### STATED PROBLEM
Repeat exactly each line of the data provided below.

### SUPPLIED MATERIAL
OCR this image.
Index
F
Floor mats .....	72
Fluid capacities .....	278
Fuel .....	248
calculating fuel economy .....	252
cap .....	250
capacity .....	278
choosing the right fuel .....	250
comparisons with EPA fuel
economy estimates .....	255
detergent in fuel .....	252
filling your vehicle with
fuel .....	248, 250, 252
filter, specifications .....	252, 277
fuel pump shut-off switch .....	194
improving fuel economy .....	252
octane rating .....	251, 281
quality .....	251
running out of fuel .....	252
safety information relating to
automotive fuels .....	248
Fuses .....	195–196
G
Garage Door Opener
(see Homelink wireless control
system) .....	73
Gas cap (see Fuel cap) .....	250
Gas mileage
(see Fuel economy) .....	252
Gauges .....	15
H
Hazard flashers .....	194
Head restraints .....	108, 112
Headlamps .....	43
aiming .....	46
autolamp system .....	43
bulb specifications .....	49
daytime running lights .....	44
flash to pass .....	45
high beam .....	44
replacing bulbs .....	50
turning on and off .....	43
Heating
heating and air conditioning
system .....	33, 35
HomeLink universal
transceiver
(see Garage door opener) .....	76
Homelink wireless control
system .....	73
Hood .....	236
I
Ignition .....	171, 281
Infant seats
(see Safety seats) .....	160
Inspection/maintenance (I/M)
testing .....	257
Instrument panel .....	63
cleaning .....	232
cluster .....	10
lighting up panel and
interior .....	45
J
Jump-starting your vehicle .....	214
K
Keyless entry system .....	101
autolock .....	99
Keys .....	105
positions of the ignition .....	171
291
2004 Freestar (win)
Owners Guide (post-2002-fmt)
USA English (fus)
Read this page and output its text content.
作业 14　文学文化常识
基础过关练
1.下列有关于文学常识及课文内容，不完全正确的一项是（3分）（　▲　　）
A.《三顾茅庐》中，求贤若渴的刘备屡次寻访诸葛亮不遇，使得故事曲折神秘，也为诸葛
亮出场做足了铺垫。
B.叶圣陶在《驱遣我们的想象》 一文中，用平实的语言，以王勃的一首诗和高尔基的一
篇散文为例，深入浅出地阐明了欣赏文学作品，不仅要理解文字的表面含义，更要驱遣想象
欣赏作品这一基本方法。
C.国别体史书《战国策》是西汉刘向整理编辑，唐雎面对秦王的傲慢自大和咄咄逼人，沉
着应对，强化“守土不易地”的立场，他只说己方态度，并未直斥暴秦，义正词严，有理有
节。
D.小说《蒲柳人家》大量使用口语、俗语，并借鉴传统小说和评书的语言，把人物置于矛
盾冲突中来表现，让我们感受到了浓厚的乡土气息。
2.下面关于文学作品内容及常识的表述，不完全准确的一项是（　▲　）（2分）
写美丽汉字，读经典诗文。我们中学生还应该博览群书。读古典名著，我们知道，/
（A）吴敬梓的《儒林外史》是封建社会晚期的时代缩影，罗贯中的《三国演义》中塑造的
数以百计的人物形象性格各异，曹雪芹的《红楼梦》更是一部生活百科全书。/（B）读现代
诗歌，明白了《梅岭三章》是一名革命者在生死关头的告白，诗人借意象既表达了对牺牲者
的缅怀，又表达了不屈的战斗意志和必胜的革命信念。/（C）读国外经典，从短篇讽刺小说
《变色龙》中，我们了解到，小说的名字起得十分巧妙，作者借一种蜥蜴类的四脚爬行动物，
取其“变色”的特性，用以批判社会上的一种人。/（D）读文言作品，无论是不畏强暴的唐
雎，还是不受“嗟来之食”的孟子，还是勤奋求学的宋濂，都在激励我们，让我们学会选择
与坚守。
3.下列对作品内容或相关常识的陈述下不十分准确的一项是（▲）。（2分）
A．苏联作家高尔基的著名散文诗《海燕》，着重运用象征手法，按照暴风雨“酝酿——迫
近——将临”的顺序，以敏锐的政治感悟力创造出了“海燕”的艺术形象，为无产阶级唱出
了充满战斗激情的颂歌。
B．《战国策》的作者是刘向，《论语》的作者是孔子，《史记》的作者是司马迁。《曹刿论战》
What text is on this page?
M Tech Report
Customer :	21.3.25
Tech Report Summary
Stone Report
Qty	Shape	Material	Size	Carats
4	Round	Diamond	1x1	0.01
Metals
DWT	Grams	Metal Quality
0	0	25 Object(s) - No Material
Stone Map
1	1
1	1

### ANSWER FOR THIS EXERCISE
OCR this image.
Index
F
Floor mats .....	72
Fluid capacities .....	278
Fuel .....	248
calculating fuel economy .....	252
cap .....	250
capacity .....	278
choosing the right fuel .....	250
comparisons with EPA fuel
economy estimates .....	255
detergent in fuel .....	252
filling your vehicle with
fuel .....	248, 250, 252
filter, specifications .....	252, 277
fuel pump shut-off switch .....	194
improving fuel economy .....	252
octane rating .....	251, 281
quality .....	251
running out of fuel .....	252
safety information relating to
automotive fuels .....	248
Fuses .....	195–196
G
Garage Door Opener
(see Homelink wireless control
system) .....	73
Gas cap (see Fuel cap) .....	250
Gas mileage
(see Fuel economy) .....	252
Gauges .....	15
H
Hazard flashers .....	194
Head restraints .....	108, 112
Headlamps .....	43
aiming .....	46
autolamp system .....	43
bulb specifications .....	49
daytime running lights .....	44
flash to pass .....	45
high beam .....	44
replacing bulbs .....	50
turning on and off .....	43
Heating
heating and air conditioning
system .....	33, 35
HomeLink universal
transceiver
(see Garage door opener) .....	76
Homelink wireless control
system .....	73
Hood .....	236
I
Ignition .....	171, 281
Infant seats
(see Safety seats) .....	160
Inspection/maintenance (I/M)
testing .....	257
Instrument panel .....	63
cleaning .....	232
cluster .....	10
lighting up panel and
interior .....	45
J
Jump-starting your vehicle .....	214
K
Keyless entry system .....	101
autolock .....	99
Keys .....	105
positions of the ignition .....	171
291
2004 Freestar (win)
Owners Guide (post-2002-fmt)
USA English (fus)
Read this page and output its text content.
作业 14　文学文化常识
基础过关练
1.下列有关于文学常识及课文内容，不完全正确的一项是（3分）（　▲　　）
A.《三顾茅庐》中，求贤若渴的刘备屡次寻访诸葛亮不遇，使得故事曲折神秘，也为诸葛
亮出场做足了铺垫。
B.叶圣陶在《驱遣我们的想象》 一文中，用平实的语言，以王勃的一首诗和高尔基的一
篇散文为例，深入浅出地阐明了欣赏文学作品，不仅要理解文字的表面含义，更要驱遣想象
欣赏作品这一基本方法。
C.国别体史书《战国策》是西汉刘向整理编辑，唐雎面对秦王的傲慢自大和咄咄逼人，沉
着应对，强化“守土不易地”的立场，他只说己方态度，并未直斥暴秦，义正词严，有理有
节。
D.小说《蒲柳人家》大量使用口语、俗语，并借鉴传统小说和评书的语言，把人物置于矛
盾冲突中来表现，让我们感受到了浓厚的乡土气息。
2.下面关于文学作品内容及常识的表述，不完全准确的一项是（　▲　）（2分）
写美丽汉字，读经典诗文。我们中学生还应该博览群书。读古典名著，我们知道，/
（A）吴敬梓的《儒林外史》是封建社会晚期的时代缩影，罗贯中的《三国演义》中塑造的
数以百计的人物形象性格各异，曹雪芹的《红楼梦》更是一部生活百科全书。/（B）读现代
诗歌，明白了《梅岭三章》是一名革命者在生死关头的告白，诗人借意象既表达了对牺牲者
的缅怀，又表达了不屈的战斗意志和必胜的革命信念。/（C）读国外经典，从短篇讽刺小说
《变色龙》中，我们了解到，小说的名字起得十分巧妙，作者借一种蜥蜴类的四脚爬行动物，
取其“变色”的特性，用以批判社会上的一种人。/（D）读文言作品，无论是不畏强暴的唐
雎，还是不受“嗟来之食”的孟子，还是勤奋求学的宋濂，都在激励我们，让我们学会选择
与坚守。
3.下列对作品内容或相关常识的陈述下不十分准确的一项是（▲）。（2分）
A．苏联作家高尔基的著名散文诗《海燕》，着重运用象征手法，按照暴风雨“酝酿——迫
近——将临”的顺序，以敏锐的政治感悟力创造出了“海燕”的艺术形象，为无产阶级唱出
了充满战斗激情的颂歌。
B．《战国策》的作者是刘向，《论语》的作者是孔子，《史记》的作者是司马迁。《曹刿论战》
What text is on this page?
M Tech Report
Customer :	21.3.25
Tech Report Summary
Stone Report
Qty	Shape	Material	Size	Carats
4	Round	Diamond	1x1	0.01
Metals
DWT	Grams	Metal Quality
0	0	25 Object(s) - No Material
Stone Map
1	1
1	1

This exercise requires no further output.